╭──
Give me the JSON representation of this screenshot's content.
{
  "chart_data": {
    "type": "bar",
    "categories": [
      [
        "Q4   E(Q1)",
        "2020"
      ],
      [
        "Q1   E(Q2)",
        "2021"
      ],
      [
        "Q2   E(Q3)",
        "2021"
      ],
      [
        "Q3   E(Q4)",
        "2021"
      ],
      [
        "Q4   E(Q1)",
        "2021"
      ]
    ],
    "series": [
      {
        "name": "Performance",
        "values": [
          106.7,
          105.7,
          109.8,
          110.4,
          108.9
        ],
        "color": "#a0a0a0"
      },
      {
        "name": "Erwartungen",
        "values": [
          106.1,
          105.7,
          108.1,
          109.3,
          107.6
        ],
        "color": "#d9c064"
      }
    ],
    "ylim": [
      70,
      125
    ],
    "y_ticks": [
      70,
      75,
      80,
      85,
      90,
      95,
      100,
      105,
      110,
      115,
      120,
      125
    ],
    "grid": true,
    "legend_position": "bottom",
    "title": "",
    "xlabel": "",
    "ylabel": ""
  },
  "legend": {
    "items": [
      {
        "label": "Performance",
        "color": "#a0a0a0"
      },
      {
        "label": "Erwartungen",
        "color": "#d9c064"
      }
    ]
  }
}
╰──
╭──
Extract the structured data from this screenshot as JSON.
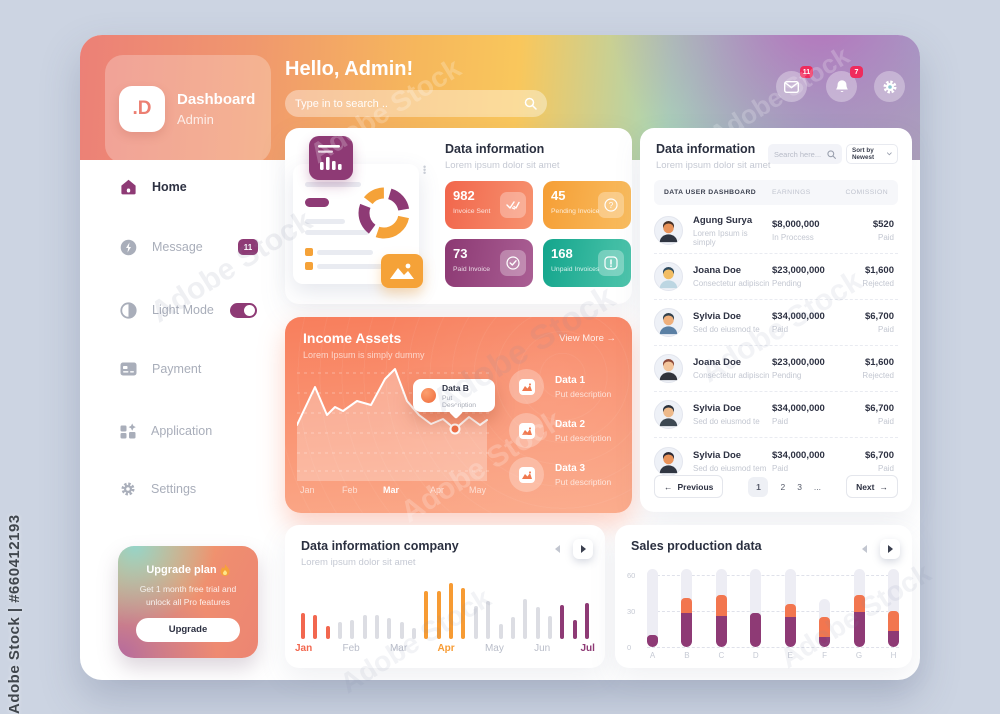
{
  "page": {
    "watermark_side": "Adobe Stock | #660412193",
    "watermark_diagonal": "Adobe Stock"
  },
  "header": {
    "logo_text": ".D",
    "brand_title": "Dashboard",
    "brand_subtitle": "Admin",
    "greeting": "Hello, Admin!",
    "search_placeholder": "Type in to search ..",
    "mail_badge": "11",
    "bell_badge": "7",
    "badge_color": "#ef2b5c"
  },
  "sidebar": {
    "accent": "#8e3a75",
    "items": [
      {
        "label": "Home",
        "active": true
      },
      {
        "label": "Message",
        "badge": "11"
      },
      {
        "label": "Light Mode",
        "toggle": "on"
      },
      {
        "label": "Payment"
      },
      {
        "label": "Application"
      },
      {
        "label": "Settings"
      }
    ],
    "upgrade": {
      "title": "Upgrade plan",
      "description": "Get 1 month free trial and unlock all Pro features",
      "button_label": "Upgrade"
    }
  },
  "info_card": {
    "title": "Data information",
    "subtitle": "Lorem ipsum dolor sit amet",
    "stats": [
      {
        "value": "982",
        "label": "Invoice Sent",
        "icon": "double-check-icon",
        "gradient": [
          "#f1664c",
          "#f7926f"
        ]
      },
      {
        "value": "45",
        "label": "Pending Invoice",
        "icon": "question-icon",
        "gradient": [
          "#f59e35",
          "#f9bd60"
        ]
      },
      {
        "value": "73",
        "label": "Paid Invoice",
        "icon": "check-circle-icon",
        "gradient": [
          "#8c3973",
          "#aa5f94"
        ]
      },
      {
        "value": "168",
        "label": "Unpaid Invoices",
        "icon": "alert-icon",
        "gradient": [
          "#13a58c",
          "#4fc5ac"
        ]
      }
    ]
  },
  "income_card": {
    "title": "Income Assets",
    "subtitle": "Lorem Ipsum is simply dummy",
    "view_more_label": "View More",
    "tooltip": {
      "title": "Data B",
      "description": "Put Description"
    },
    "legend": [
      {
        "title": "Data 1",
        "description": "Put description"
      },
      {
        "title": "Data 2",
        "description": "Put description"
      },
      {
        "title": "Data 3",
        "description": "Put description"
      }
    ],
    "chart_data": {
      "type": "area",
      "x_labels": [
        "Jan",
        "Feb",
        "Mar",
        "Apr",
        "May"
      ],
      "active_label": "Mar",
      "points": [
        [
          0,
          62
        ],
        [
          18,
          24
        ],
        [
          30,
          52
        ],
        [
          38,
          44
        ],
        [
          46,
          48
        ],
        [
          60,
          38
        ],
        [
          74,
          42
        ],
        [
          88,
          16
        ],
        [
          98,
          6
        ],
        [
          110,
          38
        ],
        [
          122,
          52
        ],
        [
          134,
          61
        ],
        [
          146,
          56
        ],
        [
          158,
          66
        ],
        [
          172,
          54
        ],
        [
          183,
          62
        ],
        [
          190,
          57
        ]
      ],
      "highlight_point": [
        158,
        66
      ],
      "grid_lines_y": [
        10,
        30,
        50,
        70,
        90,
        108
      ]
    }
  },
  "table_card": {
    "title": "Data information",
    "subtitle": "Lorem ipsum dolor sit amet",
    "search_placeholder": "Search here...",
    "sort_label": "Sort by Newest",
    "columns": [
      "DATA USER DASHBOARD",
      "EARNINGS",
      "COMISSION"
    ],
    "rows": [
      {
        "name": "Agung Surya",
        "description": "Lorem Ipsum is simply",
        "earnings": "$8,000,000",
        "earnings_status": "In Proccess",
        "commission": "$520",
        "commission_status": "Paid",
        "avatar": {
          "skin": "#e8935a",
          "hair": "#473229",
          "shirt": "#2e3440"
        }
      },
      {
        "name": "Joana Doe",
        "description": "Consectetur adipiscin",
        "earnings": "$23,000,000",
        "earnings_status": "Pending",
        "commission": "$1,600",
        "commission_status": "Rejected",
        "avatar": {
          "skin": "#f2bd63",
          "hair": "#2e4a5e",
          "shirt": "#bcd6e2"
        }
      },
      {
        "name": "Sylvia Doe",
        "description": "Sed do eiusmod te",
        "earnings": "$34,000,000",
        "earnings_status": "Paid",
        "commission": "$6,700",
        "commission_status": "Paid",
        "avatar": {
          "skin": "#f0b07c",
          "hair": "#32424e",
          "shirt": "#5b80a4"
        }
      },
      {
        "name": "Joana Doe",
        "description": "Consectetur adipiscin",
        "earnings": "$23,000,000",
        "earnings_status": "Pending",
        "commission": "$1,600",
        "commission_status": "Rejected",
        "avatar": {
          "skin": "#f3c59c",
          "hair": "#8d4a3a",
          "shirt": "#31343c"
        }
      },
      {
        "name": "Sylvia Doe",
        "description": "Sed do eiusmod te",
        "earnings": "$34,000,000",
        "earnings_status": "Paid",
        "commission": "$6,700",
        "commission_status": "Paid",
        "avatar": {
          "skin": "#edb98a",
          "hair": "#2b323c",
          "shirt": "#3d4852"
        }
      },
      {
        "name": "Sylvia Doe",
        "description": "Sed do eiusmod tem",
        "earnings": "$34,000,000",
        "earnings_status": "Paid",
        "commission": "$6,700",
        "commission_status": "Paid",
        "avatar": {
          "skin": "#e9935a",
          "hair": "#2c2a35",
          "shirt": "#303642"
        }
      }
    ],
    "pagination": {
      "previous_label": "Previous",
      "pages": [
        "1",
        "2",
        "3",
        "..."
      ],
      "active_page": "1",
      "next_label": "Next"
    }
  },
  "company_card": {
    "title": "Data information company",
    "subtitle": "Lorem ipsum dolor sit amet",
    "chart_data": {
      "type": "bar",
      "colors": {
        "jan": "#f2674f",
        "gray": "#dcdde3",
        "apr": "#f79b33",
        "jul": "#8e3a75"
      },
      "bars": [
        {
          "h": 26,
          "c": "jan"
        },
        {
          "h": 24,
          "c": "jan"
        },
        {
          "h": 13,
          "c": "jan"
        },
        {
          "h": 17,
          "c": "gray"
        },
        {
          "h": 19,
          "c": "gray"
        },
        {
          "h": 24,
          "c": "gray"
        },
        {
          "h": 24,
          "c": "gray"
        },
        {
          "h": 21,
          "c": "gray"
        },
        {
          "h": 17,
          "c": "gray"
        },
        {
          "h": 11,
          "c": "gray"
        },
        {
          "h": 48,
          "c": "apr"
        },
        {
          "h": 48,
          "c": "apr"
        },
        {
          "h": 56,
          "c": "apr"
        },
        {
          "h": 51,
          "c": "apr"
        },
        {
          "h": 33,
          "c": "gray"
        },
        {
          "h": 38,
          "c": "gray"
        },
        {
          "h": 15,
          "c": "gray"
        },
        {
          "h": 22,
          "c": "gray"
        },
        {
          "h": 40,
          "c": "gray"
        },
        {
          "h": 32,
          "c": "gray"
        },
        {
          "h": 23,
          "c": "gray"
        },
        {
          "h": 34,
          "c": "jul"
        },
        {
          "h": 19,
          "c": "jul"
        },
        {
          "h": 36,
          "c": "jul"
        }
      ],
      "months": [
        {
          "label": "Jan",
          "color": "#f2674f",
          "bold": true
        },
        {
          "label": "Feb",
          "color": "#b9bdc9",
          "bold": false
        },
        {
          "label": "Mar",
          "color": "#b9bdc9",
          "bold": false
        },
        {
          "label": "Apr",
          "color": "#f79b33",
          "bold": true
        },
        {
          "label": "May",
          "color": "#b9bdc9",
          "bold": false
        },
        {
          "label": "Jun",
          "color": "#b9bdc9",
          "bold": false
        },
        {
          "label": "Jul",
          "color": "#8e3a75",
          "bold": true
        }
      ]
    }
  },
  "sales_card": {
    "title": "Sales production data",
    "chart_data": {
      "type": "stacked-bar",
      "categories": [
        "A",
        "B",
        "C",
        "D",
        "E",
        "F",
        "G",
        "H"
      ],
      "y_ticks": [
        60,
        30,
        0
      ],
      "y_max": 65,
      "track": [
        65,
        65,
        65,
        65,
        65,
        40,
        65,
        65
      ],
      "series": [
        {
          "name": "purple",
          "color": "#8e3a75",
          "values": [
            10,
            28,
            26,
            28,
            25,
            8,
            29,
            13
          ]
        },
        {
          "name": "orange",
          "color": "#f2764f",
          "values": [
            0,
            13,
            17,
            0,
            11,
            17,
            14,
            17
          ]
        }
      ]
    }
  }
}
╰──
╭──
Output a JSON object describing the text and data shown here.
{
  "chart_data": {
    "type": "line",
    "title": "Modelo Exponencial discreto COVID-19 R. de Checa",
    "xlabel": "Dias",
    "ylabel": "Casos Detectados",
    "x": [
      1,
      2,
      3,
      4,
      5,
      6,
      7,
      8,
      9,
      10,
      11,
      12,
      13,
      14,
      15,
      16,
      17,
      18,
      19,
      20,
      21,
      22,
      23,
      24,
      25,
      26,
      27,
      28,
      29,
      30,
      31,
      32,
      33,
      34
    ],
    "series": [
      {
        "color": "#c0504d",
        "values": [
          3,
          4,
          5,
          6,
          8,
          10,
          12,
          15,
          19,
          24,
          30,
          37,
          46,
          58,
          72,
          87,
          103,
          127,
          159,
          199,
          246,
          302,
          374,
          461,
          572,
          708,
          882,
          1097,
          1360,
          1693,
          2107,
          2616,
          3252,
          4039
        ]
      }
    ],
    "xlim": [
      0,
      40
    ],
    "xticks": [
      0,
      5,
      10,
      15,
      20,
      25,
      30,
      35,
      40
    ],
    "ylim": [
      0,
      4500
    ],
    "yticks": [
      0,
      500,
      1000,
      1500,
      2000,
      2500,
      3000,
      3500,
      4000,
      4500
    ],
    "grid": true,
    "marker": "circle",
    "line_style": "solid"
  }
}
╰──
Exercise objective: For the material, find the number of lines holding the word "name" and give that figure and nothing more.

Task result: 10